EXERCISE: Exactly as they appear, output all of the entries.

MATERIAL SHOWN:
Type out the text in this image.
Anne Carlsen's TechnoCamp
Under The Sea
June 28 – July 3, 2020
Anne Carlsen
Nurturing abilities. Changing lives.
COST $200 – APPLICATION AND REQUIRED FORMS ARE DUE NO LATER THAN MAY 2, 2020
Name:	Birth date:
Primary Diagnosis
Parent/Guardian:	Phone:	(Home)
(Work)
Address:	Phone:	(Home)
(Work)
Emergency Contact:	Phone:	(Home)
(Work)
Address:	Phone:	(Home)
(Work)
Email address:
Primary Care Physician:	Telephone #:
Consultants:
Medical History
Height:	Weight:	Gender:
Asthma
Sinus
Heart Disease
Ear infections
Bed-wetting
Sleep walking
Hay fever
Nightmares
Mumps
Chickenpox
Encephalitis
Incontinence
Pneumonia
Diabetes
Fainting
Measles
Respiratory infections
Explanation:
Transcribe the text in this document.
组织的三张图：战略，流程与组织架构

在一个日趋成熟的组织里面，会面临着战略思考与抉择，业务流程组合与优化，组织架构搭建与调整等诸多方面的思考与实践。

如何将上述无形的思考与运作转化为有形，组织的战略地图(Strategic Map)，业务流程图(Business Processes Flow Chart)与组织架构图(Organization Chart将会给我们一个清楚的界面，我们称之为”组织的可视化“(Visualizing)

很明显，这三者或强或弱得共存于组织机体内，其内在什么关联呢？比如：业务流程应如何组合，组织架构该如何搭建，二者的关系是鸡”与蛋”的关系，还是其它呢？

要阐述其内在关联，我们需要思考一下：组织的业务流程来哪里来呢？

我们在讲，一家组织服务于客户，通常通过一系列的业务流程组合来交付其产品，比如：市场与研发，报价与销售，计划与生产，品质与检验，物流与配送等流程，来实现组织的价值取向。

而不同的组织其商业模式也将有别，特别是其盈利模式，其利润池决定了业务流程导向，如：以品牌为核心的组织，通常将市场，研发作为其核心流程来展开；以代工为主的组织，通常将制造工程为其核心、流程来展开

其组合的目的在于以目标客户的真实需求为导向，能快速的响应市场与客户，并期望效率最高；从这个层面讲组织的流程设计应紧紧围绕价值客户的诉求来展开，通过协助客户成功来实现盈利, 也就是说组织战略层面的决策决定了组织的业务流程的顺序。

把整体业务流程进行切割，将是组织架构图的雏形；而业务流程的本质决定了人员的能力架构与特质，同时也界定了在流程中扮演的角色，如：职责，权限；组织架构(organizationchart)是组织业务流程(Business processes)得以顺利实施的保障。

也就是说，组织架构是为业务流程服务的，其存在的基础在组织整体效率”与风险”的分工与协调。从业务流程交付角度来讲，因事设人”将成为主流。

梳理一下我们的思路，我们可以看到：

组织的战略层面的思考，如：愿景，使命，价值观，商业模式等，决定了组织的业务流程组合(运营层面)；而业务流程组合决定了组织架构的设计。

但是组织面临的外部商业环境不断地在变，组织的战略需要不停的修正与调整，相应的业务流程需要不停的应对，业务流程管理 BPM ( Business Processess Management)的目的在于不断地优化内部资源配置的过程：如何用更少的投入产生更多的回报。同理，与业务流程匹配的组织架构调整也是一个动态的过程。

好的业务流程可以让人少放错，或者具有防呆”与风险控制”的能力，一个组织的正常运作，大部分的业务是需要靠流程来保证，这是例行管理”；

FULL SOLUTION:
Type out the text in this image.
Anne Carlsen's TechnoCamp
Under The Sea
June 28 – July 3, 2020
Anne Carlsen
Nurturing abilities. Changing lives.
COST $200 – APPLICATION AND REQUIRED FORMS ARE DUE NO LATER THAN MAY 2, 2020
Name:	Birth date:
Primary Diagnosis
Parent/Guardian:	Phone:	(Home)
(Work)
Address:	Phone:	(Home)
(Work)
Emergency Contact:	Phone:	(Home)
(Work)
Address:	Phone:	(Home)
(Work)
Email address:
Primary Care Physician:	Telephone #:
Consultants:
Medical History
Height:	Weight:	Gender:
Asthma
Sinus
Heart Disease
Ear infections
Bed-wetting
Sleep walking
Hay fever
Nightmares
Mumps
Chickenpox
Encephalitis
Incontinence
Pneumonia
Diabetes
Fainting
Measles
Respiratory infections
Explanation:
Transcribe the text in this document.
组织的三张图：战略，流程与组织架构

在一个日趋成熟的组织里面，会面临着战略思考与抉择，业务流程组合与优化，组织架构搭建与调整等诸多方面的思考与实践。

如何将上述无形的思考与运作转化为有形，组织的战略地图(Strategic Map)，业务流程图(Business Processes Flow Chart)与组织架构图(Organization Chart将会给我们一个清楚的界面，我们称之为”组织的可视化“(Visualizing)

很明显，这三者或强或弱得共存于组织机体内，其内在什么关联呢？比如：业务流程应如何组合，组织架构该如何搭建，二者的关系是鸡”与蛋”的关系，还是其它呢？

要阐述其内在关联，我们需要思考一下：组织的业务流程来哪里来呢？

我们在讲，一家组织服务于客户，通常通过一系列的业务流程组合来交付其产品，比如：市场与研发，报价与销售，计划与生产，品质与检验，物流与配送等流程，来实现组织的价值取向。

而不同的组织其商业模式也将有别，特别是其盈利模式，其利润池决定了业务流程导向，如：以品牌为核心的组织，通常将市场，研发作为其核心流程来展开；以代工为主的组织，通常将制造工程为其核心、流程来展开

其组合的目的在于以目标客户的真实需求为导向，能快速的响应市场与客户，并期望效率最高；从这个层面讲组织的流程设计应紧紧围绕价值客户的诉求来展开，通过协助客户成功来实现盈利, 也就是说组织战略层面的决策决定了组织的业务流程的顺序。

把整体业务流程进行切割，将是组织架构图的雏形；而业务流程的本质决定了人员的能力架构与特质，同时也界定了在流程中扮演的角色，如：职责，权限；组织架构(organizationchart)是组织业务流程(Business processes)得以顺利实施的保障。

也就是说，组织架构是为业务流程服务的，其存在的基础在组织整体效率”与风险”的分工与协调。从业务流程交付角度来讲，因事设人”将成为主流。

梳理一下我们的思路，我们可以看到：

组织的战略层面的思考，如：愿景，使命，价值观，商业模式等，决定了组织的业务流程组合(运营层面)；而业务流程组合决定了组织架构的设计。

但是组织面临的外部商业环境不断地在变，组织的战略需要不停的修正与调整，相应的业务流程需要不停的应对，业务流程管理 BPM ( Business Processess Management)的目的在于不断地优化内部资源配置的过程：如何用更少的投入产生更多的回报。同理，与业务流程匹配的组织架构调整也是一个动态的过程。

好的业务流程可以让人少放错，或者具有防呆”与风险控制”的能力，一个组织的正常运作，大部分的业务是需要靠流程来保证，这是例行管理”；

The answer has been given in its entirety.